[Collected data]
* * * * * * *

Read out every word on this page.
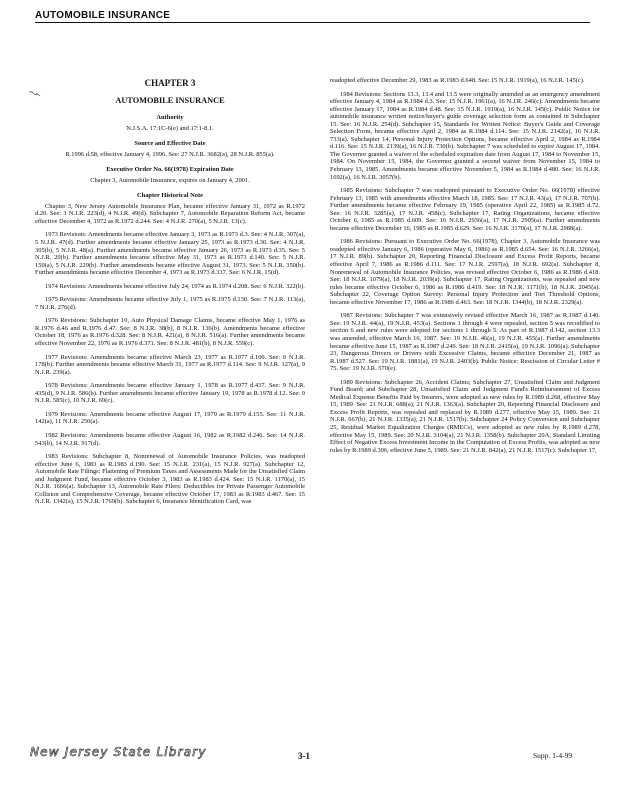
AUTOMOBILE INSURANCE
CHAPTER 3
AUTOMOBILE INSURANCE
Authority
N.J.S.A. 17:1C-6(e) and 17:1-8.1.
Source and Effective Date
R.1996 d.58, effective January 4, 1996. See: 27 N.J.R. 3682(a), 28 N.J.R. 855(a).
Executive Order No. 66(1978) Expiration Date
Chapter 3, Automobile Insurance, expires on January 4, 2001.
Chapter Historical Note

Chapter 3, New Jersey Automobile Insurance Plan, became effective January 31, 1972 as R.1972 d.20. See: 3 N.J.R. 223(d), 4 N.J.R. 49(d). Subchapter 7, Automobile Reparation Reform Act, became effective December 4, 1972 as R.1972 d.244. See: 4 N.J.R. 270(a), 5 N.J.R. 13(c).

1973 Revisions: Amendments became effective January 3, 1973 as R.1973 d.3. See: 4 N.J.R. 307(a), 5 N.J.R. 47(d). Further amendments became effective January 25, 1973 as R.1973 d.30. See: 4 N.J.R. 305(b), 5 N.J.R. 48(a). Further amendments became effective January 26, 1973 as R.1973 d.35. See: 5 N.J.R. 20(b). Further amendments became effective May 31, 1973 as R.1973 d.140. See: 5 N.J.R. 150(a), 5 N.J.R. 229(b). Further amendments became effective August 31, 1973. See: 5 N.J.R. 350(b). Further amendments became effective December 4, 1973 as R.1973 d.337. See: 6 N.J.R. 15(d).

1974 Revisions: Amendments became effective July 24, 1974 as R.1974 d.208. See: 6 N.J.R. 322(b).

1975 Revisions: Amendments became effective July 1, 1975 as R.1975 d.130. See: 7 N.J.R. 113(a), 7 N.J.R. 276(d).

1976 Revisions: Subchapter 10, Auto Physical Damage Claims, became effective May 1, 1976 as R.1976 d.46 and R.1976 d.47. See: 8 N.J.R. 38(b), 8 N.J.R. 136(b). Amendments became effective October 18, 1976 as R.1976 d.328. See: 8 N.J.R. 421(a), 8 N.J.R. 516(a). Further amendments became effective November 22, 1976 as R.1976 d.371. See: 8 N.J.R. 481(b), 8 N.J.R. 559(c).

1977 Revisions: Amendments became effective March 23, 1977 as R.1977 d.100. See: 9 N.J.R. 178(b). Further amendments became effective March 31, 1977 as R.1977 d.114. See: 9 N.J.R. 127(a), 9 N.J.R. 239(a).

1978 Revisions: Amendments became effective January 1, 1978 as R.1977 d.437. See: 9 N.J.R. 435(d), 9 N.J.R. 586(b). Further amendments became effective January 19, 1978 as R.1978 d.12. See: 9 N.J.R. 585(c), 10 N.J.R. 69(c).

1979 Revisions: Amendments became effective August 17, 1979 as R.1979 d.155. See: 11 N.J.R. 142(a), 11 N.J.R. 250(a).

1982 Revisions: Amendments became effective August 16, 1982 as R.1982 d.246. See: 14 N.J.R. 543(b), 14 N.J.R. 917(d).

1983 Revisions: Subchapter 8, Nonrenewal of Automobile Insurance Policies, was readopted effective June 6, 1983 as R.1983 d.190. See: 15 N.J.R. 231(a), 15 N.J.R. 927(a). Subchapter 12, Automobile Rate Filings: Flattening of Premium Taxes and Assessments Made for the Unsatisfied Claim and Judgment Fund, became effective October 3, 1983 as R.1983 d.424. See: 15 N.J.R. 1170(a), 15 N.J.R. 1666(a). Subchapter 13, Automobile Rate Filers: Deductibles for Private Passenger Automobile Collision and Comprehensive Coverage, became effective October 17, 1983 as R.1983 d.467. See: 15 N.J.R. 1342(a), 15 N.J.R. 1769(b). Subchapter 6, Insurance Identification Card, was

readopted effective December 29, 1983 as R.1983 d.648. See: 15 N.J.R. 1919(a), 16 N.J.R. 145(c).

1984 Revisions: Sections 13.3, 13.4 and 13.5 were originally amended as an emergency amendment effective January 4, 1984 as R.1984 d.3. See: 15 N.J.R. 1961(a), 16 N.J.R. 246(c). Amendments became effective January 17, 1984 as R.1984 d.48. See: 15 N.J.R. 1919(a), 16 N.J.R. 145(c). Public Notice for automobile insurance written notice/buyer's guide coverage selection form as contained in Subchapter 15. See: 16 N.J.R. 254(d). Subchapter 15, Standards for Written Notice: Buyer's Guide and Coverage Selection Form, became effective April 2, 1984 as R.1984 d.114. See: 15 N.J.R. 2142(a), 16 N.J.R. 733(a). Subchapter 14, Personal Injury Protection Options, became effective April 2, 1984 as R.1984 d.116. See: 15 N.J.R. 2139(a), 16 N.J.R. 730(b). Subchapter 7 was scheduled to expire August 17, 1984. The Governor granted a waiver of the scheduled expiration date from August 17, 1984 to November 15, 1984. On November 15, 1984, the Governor granted a second waiver from November 15, 1984 to February 13, 1985. Amendments became effective November 5, 1984 as R.1984 d.480. See: 16 N.J.R. 1692(a), 16 N.J.R. 3057(b).

1985 Revisions: Subchapter 7 was readopted pursuant to Executive Order No. 66(1978) effective February 13, 1985 with amendments effective March 18, 1985. See: 17 N.J.R. 43(a), 17 N.J.R. 707(b). Further amendments became effective February 19, 1985 (operative April 22, 1985) as R.1985 d.72. See: 16 N.J.R. 3285(a), 17 N.J.R. 458(c). Subchapter 17, Rating Organizations, became effective October 6, 1985 as R.1985 d.609. See: 16 N.J.R. 2936(a), 17 N.J.R. 2905(a). Further amendments became effective December 16, 1985 as R.1985 d.629. See: 16 N.J.R. 3170(a), 17 N.J.R. 2988(a).

1986 Revisions: Pursuant to Executive Order No. 66(1978), Chapter 3, Automobile Insurance was readopted effective January 6, 1986 (operative May 6, 1986) as R.1985 d.654. See: 16 N.J.R. 3266(a), 17 N.J.R. 89(b). Subchapter 20, Reporting Financial Disclosure and Excess Profit Reports, became effective April 7, 1986 as R.1986 d.111. See: 17 N.J.R. 2597(a), 18 N.J.R. 692(a). Subchapter 8, Nonrenewal of Automobile Insurance Policies, was revised effective October 6, 1986 as R.1986 d.418. See: 18 N.J.R. 1079(a), 18 N.J.R. 2039(a). Subchapter 17, Rating Organizations, was repealed and new rules became effective October 6, 1986 as R.1986 d.419. See: 18 N.J.R. 1171(b), 18 N.J.R. 2045(a). Subchapter 22, Coverage Option Survey: Personal Injury Protection and Tort Threshold Options, became effective November 17, 1986 as R.1986 d.463. See: 18 N.J.R. 1344(b), 18 N.J.R. 2329(a).

1987 Revisions: Subchapter 7 was extensively revised effective March 16, 1987 as R.1987 d.140. See: 19 N.J.R. 44(a), 19 N.J.R. 453(a). Sections 1 through 4 were repealed, section 5 was recodified to section 6 and new rules were adopted for sections 1 through 5. As part of R.1987 d.142, section 13.3 was amended, effective March 16, 1987. See: 19 N.J.R. 46(a), 19 N.J.R. 455(a). Further amendments became effective June 15, 1987 as R.1987 d.249. See: 18 N.J.R. 2415(a), 19 N.J.R. 1096(a). Subchapter 23, Dangerous Drivers or Drivers with Excessive Claims, became effective December 21, 1987 as R.1987 d.527. See: 19 N.J.R. 1881(a), 19 N.J.R. 2403(b). Public Notice: Rescission of Circular Letter # 75. See: 19 N.J.R. 570(e).

1989 Revisions: Subchapter 26, Accident Claims; Subchapter 27, Unsatisfied Claim and Judgment Fund Board; and Subchapter 28, Unsatisfied Claim and Judgment Fund's Reimbursement of Excess Medical Expense Benefits Paid by Insurers, were adopted as new rules by R.1989 d.268, effective May 15, 1989. See: 21 N.J.R. 688(a), 21 N.J.R. 1363(a). Subchapter 20, Reporting Financial Disclosure and Excess Profit Reports, was repealed and replaced by R.1989 d.277, effective May 15, 1989. See: 21 N.J.R. 667(b), 21 N.J.R. 1335(a), 21 N.J.R. 1517(b). Subchapter 24 Policy Conversion and Subchapter 25, Residual Market Equalization Charges (RMECs), were adopted as new rules by R.1989 d.278, effective May 15, 1989. See: 20 N.J.R. 3104(a), 21 N.J.R. 1358(b). Subchapter 20A, Standard Limiting Effect of Negative Excess Investment Income in the Computation of Excess Profits, was adopted as new rules by R.1989 d.306, effective June 5, 1989. See: 21 N.J.R. 842(a), 21 N.J.R. 1517(c). Subchapter 17,

New Jersey State Library	3-1	Supp. 1-4-99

* * * * * * *

◆ Exercise details
Work out how many lines in the records above contain the word "July", and give only that number.

◆ Task answer
2